=== Set problem ===
Pull each line holding "pressure" out of the entries below.
═════ Input records ═════
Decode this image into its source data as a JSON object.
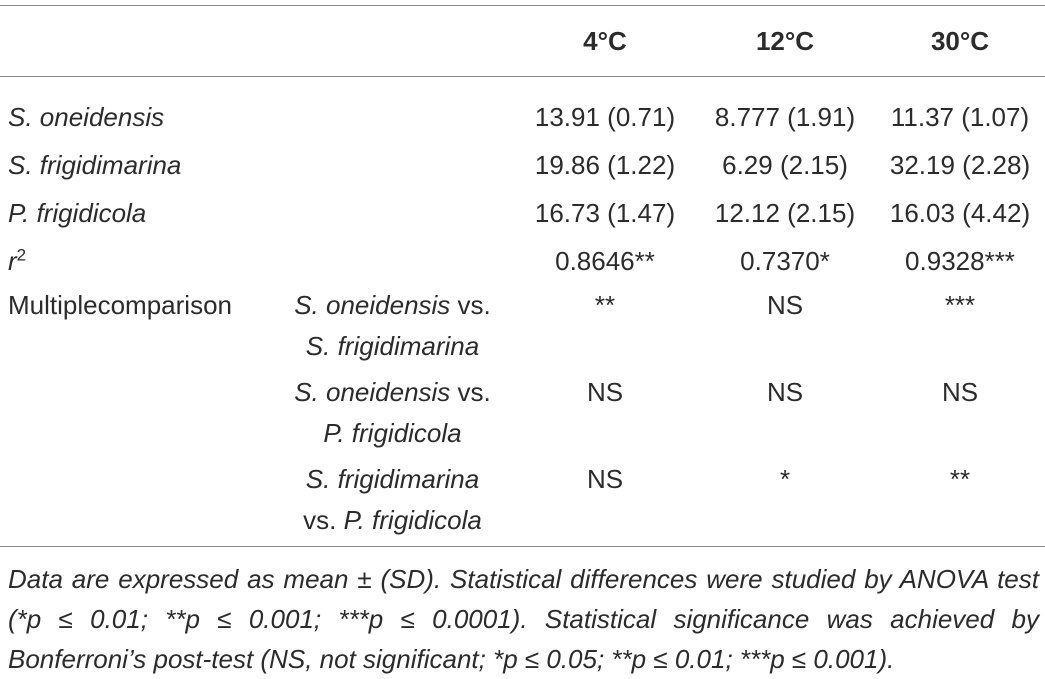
{
  "table": {
    "columns": [
      "4°C",
      "12°C",
      "30°C"
    ],
    "rows": [
      {
        "label": "S. oneidensis",
        "values": [
          "13.91 (0.71)",
          "8.777 (1.91)",
          "11.37 (1.07)"
        ]
      },
      {
        "label": "S. frigidimarina",
        "values": [
          "19.86 (1.22)",
          "6.29 (2.15)",
          "32.19 (2.28)"
        ]
      },
      {
        "label": "P. frigidicola",
        "values": [
          "16.73 (1.47)",
          "12.12 (2.15)",
          "16.03 (4.42)"
        ]
      }
    ],
    "r_squared": {
      "symbol": "r",
      "exponent": "2",
      "values": [
        "0.8646**",
        "0.7370*",
        "0.9328***"
      ]
    },
    "comparison": {
      "label": "Multiplecomparison",
      "rows": [
        {
          "lines": [
            [
              {
                "text": "S. oneidensis",
                "italic": true
              },
              {
                "text": "vs.",
                "italic": false
              }
            ],
            [
              {
                "text": "S. frigidimarina",
                "italic": true
              }
            ]
          ],
          "values": [
            "**",
            "NS",
            "***"
          ]
        },
        {
          "lines": [
            [
              {
                "text": "S. oneidensis",
                "italic": true
              },
              {
                "text": "vs.",
                "italic": false
              }
            ],
            [
              {
                "text": "P. frigidicola",
                "italic": true
              }
            ]
          ],
          "values": [
            "NS",
            "NS",
            "NS"
          ]
        },
        {
          "lines": [
            [
              {
                "text": "S. frigidimarina",
                "italic": true
              }
            ],
            [
              {
                "text": "vs.",
                "italic": false
              },
              {
                "text": "P. frigidicola",
                "italic": true
              }
            ]
          ],
          "values": [
            "NS",
            "*",
            "**"
          ]
        }
      ]
    }
  },
  "footnote": "Data are expressed as mean ± (SD). Statistical differences were studied by ANOVA test (*p ≤ 0.01; **p ≤ 0.001; ***p ≤ 0.0001). Statistical significance was achieved by Bonferroni’s post-test (NS, not significant; *p ≤ 0.05; **p ≤ 0.01; ***p ≤ 0.001)."
}
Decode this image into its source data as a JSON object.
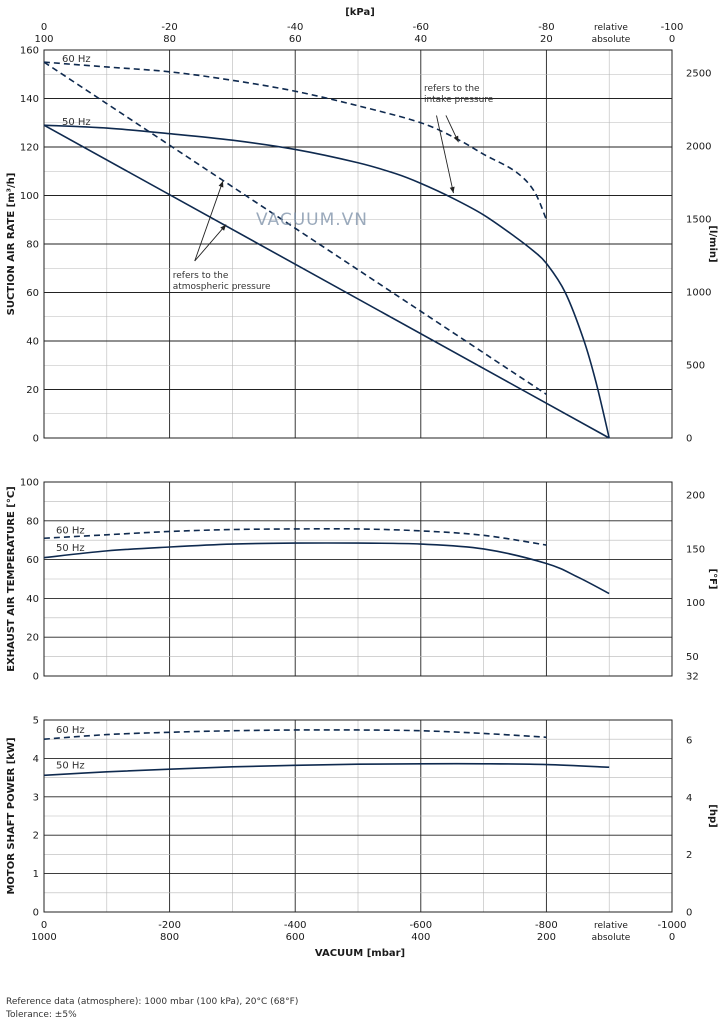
{
  "chart_data": [
    {
      "type": "line",
      "title": "Suction air rate",
      "ylabel": "SUCTION AIR RATE  [m³/h]",
      "y2label": "[l/min]",
      "ylim": [
        0,
        160
      ],
      "yticks": [
        0,
        20,
        40,
        60,
        80,
        100,
        120,
        140,
        160
      ],
      "y2ticks": [
        {
          "value": 0,
          "label": "0"
        },
        {
          "value": 500,
          "label": "500"
        },
        {
          "value": 1000,
          "label": "1000"
        },
        {
          "value": 1500,
          "label": "1500"
        },
        {
          "value": 2000,
          "label": "2000"
        },
        {
          "value": 2500,
          "label": "2500"
        }
      ],
      "series": [
        {
          "name": "60 Hz intake",
          "style": "dashed",
          "x": [
            0,
            -100,
            -200,
            -300,
            -400,
            -500,
            -600,
            -660,
            -700,
            -750,
            -780,
            -800
          ],
          "y": [
            155,
            153,
            151,
            147.5,
            143,
            137,
            130,
            123,
            117,
            110,
            102,
            90
          ]
        },
        {
          "name": "50 Hz intake",
          "style": "solid",
          "x": [
            0,
            -100,
            -200,
            -300,
            -400,
            -500,
            -560,
            -600,
            -650,
            -700,
            -750,
            -780,
            -800,
            -830,
            -860,
            -880,
            -900
          ],
          "y": [
            129,
            127.8,
            125.5,
            122.8,
            119,
            113.5,
            109,
            105,
            99,
            92,
            83,
            77,
            72,
            60,
            40,
            22,
            0
          ]
        },
        {
          "name": "60 Hz atmospheric",
          "style": "dashed",
          "x": [
            0,
            -800
          ],
          "y": [
            155,
            18
          ]
        },
        {
          "name": "50 Hz atmospheric",
          "style": "solid",
          "x": [
            0,
            -900
          ],
          "y": [
            129,
            0
          ]
        }
      ],
      "curve_labels": [
        {
          "text": "60 Hz",
          "x": 18,
          "y": 155
        },
        {
          "text": "50 Hz",
          "x": 18,
          "y": 129
        }
      ],
      "annotations": [
        {
          "text": [
            "refers to the",
            "intake pressure"
          ],
          "x": -605,
          "y": 143,
          "arrows": [
            {
              "from": [
                -640,
                133
              ],
              "to": [
                -660,
                122
              ]
            },
            {
              "from": [
                -625,
                133
              ],
              "to": [
                -652,
                101
              ]
            }
          ]
        },
        {
          "text": [
            "refers to the",
            "atmospheric pressure"
          ],
          "x": -205,
          "y": 66,
          "arrows": [
            {
              "from": [
                -240,
                73
              ],
              "to": [
                -285,
                106
              ]
            },
            {
              "from": [
                -240,
                73
              ],
              "to": [
                -290,
                88
              ]
            }
          ]
        }
      ],
      "watermark": "VACUUM.VN"
    },
    {
      "type": "line",
      "title": "Exhaust air temperature",
      "ylabel": "EXHAUST AIR TEMPERATURE  [°C]",
      "y2label": "[°F]",
      "ylim": [
        0,
        100
      ],
      "yticks": [
        0,
        20,
        40,
        60,
        80,
        100
      ],
      "y2ticks": [
        {
          "value": 32,
          "label": "32"
        },
        {
          "value": 50,
          "label": "50"
        },
        {
          "value": 100,
          "label": "100"
        },
        {
          "value": 150,
          "label": "150"
        },
        {
          "value": 200,
          "label": "200"
        }
      ],
      "series": [
        {
          "name": "60 Hz",
          "style": "dashed",
          "x": [
            0,
            -100,
            -200,
            -300,
            -400,
            -500,
            -600,
            -700,
            -800
          ],
          "y": [
            71,
            72.8,
            74.5,
            75.5,
            75.8,
            75.8,
            74.8,
            72.5,
            67.5
          ]
        },
        {
          "name": "50 Hz",
          "style": "solid",
          "x": [
            0,
            -100,
            -200,
            -300,
            -400,
            -500,
            -600,
            -700,
            -800,
            -850,
            -900
          ],
          "y": [
            61,
            64.5,
            66.5,
            68,
            68.5,
            68.5,
            68,
            65.5,
            58,
            51,
            42.5
          ]
        }
      ],
      "curve_labels": [
        {
          "text": "60 Hz",
          "x": 12,
          "y": 73.5
        },
        {
          "text": "50 Hz",
          "x": 12,
          "y": 64.5
        }
      ]
    },
    {
      "type": "line",
      "title": "Motor shaft power",
      "ylabel": "MOTOR SHAFT POWER  [kW]",
      "y2label": "[hp]",
      "ylim": [
        0,
        5
      ],
      "yticks": [
        0,
        1,
        2,
        3,
        4,
        5
      ],
      "y2ticks": [
        {
          "value": 0,
          "label": "0"
        },
        {
          "value": 2,
          "label": "2"
        },
        {
          "value": 4,
          "label": "4"
        },
        {
          "value": 6,
          "label": "6"
        }
      ],
      "series": [
        {
          "name": "60 Hz",
          "style": "dashed",
          "x": [
            0,
            -100,
            -200,
            -300,
            -400,
            -500,
            -600,
            -700,
            -800
          ],
          "y": [
            4.5,
            4.62,
            4.68,
            4.72,
            4.74,
            4.74,
            4.72,
            4.65,
            4.55
          ]
        },
        {
          "name": "50 Hz",
          "style": "solid",
          "x": [
            0,
            -100,
            -200,
            -300,
            -400,
            -500,
            -600,
            -700,
            -800,
            -900
          ],
          "y": [
            3.56,
            3.65,
            3.72,
            3.78,
            3.82,
            3.85,
            3.86,
            3.86,
            3.84,
            3.77
          ]
        }
      ],
      "curve_labels": [
        {
          "text": "60 Hz",
          "x": 12,
          "y": 4.66
        },
        {
          "text": "50 Hz",
          "x": 12,
          "y": 3.74
        }
      ]
    }
  ],
  "x_axis": {
    "xlim": [
      0,
      -1000
    ],
    "top_title": "[kPa]",
    "top_ticks_relative": [
      {
        "value": 0,
        "label": "0"
      },
      {
        "value": -200,
        "label": "-20"
      },
      {
        "value": -400,
        "label": "-40"
      },
      {
        "value": -600,
        "label": "-60"
      },
      {
        "value": -800,
        "label": "-80"
      },
      {
        "value": -1000,
        "label": "-100"
      }
    ],
    "top_ticks_absolute": [
      {
        "value": 0,
        "label": "100"
      },
      {
        "value": -200,
        "label": "80"
      },
      {
        "value": -400,
        "label": "60"
      },
      {
        "value": -600,
        "label": "40"
      },
      {
        "value": -800,
        "label": "20"
      },
      {
        "value": -1000,
        "label": "0"
      }
    ],
    "bottom_title": "VACUUM  [mbar]",
    "bottom_ticks_relative": [
      {
        "value": 0,
        "label": "0"
      },
      {
        "value": -200,
        "label": "-200"
      },
      {
        "value": -400,
        "label": "-400"
      },
      {
        "value": -600,
        "label": "-600"
      },
      {
        "value": -800,
        "label": "-800"
      },
      {
        "value": -1000,
        "label": "-1000"
      }
    ],
    "bottom_ticks_absolute": [
      {
        "value": 0,
        "label": "1000"
      },
      {
        "value": -200,
        "label": "800"
      },
      {
        "value": -400,
        "label": "600"
      },
      {
        "value": -600,
        "label": "400"
      },
      {
        "value": -800,
        "label": "200"
      },
      {
        "value": -1000,
        "label": "0"
      }
    ],
    "relative_label": "relative",
    "absolute_label": "absolute",
    "minor_step": 100,
    "major_step": 200
  },
  "footer": {
    "reference": "Reference data (atmosphere): 1000 mbar (100 kPa), 20°C (68°F)",
    "tolerance": "Tolerance: ±5%"
  }
}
═════
=== Answer to this problem ===
            "intake pressure"
            "atmospheric pressure"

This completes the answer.